Go through the data below and gather each line containing "name".

-------- Exercise input --------

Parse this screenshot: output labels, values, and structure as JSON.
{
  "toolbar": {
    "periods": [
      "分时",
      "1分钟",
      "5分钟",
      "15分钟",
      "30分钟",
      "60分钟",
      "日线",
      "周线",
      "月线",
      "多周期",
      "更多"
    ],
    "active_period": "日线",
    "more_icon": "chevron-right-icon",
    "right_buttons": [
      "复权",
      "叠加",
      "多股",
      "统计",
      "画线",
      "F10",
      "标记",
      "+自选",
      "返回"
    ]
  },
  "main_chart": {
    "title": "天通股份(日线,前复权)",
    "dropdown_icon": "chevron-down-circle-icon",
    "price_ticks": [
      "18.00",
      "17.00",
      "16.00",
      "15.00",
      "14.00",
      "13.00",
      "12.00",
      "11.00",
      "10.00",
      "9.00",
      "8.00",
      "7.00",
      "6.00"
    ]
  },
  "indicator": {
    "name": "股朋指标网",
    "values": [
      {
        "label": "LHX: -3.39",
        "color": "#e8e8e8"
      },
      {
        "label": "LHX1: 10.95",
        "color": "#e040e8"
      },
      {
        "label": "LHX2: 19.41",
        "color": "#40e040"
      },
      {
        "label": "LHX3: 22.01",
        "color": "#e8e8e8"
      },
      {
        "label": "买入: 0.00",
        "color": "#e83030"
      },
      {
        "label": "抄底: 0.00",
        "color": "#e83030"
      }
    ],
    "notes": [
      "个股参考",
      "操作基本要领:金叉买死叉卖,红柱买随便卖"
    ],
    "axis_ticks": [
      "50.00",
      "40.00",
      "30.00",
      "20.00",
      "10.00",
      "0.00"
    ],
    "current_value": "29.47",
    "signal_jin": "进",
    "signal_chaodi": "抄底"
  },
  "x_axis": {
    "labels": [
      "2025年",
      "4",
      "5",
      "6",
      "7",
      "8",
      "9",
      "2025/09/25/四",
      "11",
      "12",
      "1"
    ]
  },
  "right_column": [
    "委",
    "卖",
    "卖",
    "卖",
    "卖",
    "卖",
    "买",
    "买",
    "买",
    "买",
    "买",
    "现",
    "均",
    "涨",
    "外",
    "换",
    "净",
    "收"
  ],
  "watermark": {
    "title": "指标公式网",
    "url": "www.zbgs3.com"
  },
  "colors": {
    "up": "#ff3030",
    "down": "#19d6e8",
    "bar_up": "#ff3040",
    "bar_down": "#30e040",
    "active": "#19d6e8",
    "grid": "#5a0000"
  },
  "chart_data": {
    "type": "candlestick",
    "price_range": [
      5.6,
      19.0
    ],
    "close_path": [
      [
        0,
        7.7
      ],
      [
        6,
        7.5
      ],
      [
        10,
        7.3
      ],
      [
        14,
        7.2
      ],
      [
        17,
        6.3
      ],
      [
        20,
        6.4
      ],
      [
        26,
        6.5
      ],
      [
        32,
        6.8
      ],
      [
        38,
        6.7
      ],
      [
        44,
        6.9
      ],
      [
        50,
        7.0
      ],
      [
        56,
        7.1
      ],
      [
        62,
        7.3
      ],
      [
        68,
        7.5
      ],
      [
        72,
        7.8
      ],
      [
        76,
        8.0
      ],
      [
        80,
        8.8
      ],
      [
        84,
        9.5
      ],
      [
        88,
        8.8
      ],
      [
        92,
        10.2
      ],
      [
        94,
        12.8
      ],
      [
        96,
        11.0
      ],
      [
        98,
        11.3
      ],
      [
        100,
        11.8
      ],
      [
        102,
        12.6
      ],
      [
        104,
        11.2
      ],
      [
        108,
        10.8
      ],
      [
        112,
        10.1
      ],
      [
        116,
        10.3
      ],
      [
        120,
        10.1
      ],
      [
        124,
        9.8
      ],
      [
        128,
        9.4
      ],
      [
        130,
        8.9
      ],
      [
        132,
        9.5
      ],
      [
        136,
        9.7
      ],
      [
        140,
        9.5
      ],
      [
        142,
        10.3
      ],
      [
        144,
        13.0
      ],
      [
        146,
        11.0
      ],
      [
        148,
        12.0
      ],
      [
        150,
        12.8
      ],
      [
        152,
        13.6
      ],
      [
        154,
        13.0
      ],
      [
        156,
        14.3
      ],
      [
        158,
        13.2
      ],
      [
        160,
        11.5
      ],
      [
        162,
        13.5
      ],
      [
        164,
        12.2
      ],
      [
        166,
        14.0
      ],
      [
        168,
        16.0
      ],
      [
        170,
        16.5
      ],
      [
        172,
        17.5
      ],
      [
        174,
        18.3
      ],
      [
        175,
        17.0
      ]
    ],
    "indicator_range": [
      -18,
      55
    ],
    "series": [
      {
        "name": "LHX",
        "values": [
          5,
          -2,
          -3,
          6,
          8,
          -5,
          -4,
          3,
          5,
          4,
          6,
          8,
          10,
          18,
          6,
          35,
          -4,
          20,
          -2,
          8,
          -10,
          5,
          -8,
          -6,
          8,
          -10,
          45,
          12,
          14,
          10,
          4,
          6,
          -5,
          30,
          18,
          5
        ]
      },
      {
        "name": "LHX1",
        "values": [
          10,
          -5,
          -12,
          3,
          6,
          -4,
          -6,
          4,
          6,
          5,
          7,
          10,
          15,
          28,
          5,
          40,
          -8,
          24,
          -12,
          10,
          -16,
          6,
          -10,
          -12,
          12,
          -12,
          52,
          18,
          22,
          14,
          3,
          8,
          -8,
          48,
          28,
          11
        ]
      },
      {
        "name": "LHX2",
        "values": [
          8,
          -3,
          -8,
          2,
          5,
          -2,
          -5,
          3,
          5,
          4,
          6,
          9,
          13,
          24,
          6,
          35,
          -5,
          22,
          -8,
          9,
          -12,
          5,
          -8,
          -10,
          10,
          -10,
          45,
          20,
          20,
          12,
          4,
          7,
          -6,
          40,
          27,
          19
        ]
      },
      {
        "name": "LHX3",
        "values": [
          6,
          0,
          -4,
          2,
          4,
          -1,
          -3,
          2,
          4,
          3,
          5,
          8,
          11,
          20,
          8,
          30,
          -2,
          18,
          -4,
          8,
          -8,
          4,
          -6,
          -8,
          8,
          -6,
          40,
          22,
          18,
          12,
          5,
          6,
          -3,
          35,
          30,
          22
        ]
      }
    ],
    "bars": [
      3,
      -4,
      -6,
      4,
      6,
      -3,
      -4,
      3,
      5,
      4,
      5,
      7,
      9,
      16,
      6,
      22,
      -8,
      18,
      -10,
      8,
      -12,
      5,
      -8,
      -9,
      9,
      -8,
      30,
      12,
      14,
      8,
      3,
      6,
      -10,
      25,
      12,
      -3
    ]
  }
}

--------

> _Output_:
    "name": "股朋指标网",
        "name": "LHX",
        "name": "LHX1",
        "name": "LHX2",
        "name": "LHX3",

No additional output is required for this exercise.